THE REQUEST: Write the entries out again exactly as they stand, but without the pictures.

** START RECORDS FOR PROCESSING **

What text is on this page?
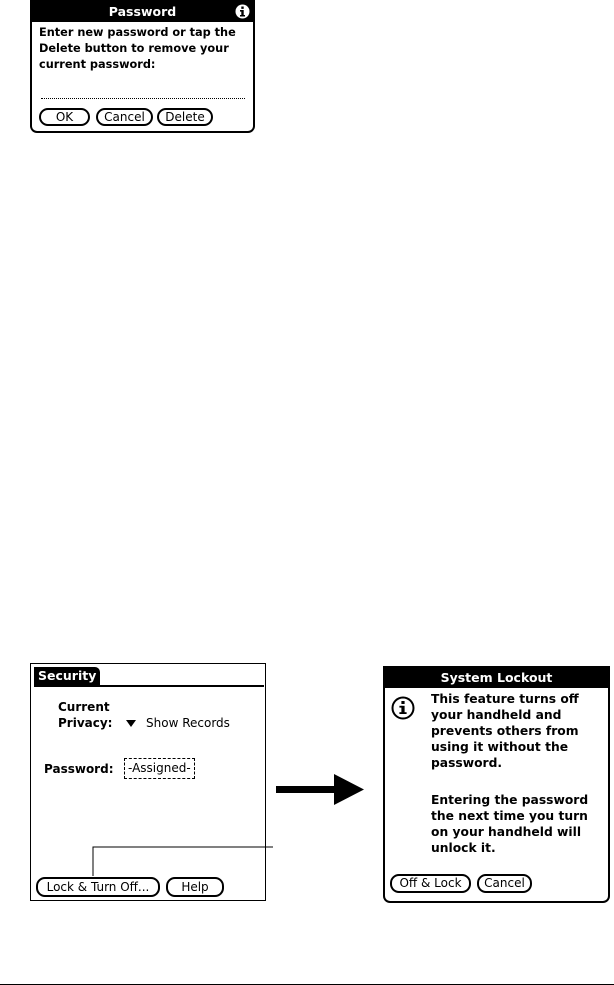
Password
Enter new password or tap the Delete button to remove your current password:
OK	Cancel	Delete
Security
Current
Privacy:	Show Records
Password:	-Assigned-
Lock & Turn Off...	Help
System Lockout
This feature turns off your handheld and prevents others from using it without the password.
Entering the password the next time you turn on your handheld will unlock it.
Off & Lock	Cancel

** END RECORDS FOR PROCESSING **

SOLUTION FOR THIS EXERCISE:
What text is on this page?
Password
Enter new password or tap the Delete button to remove your current password:
OK	Cancel	Delete
Security
Current
Privacy:	Show Records
Password:	-Assigned-
Lock & Turn Off...	Help
System Lockout
This feature turns off your handheld and prevents others from using it without the password.
Entering the password the next time you turn on your handheld will unlock it.
Off & Lock	Cancel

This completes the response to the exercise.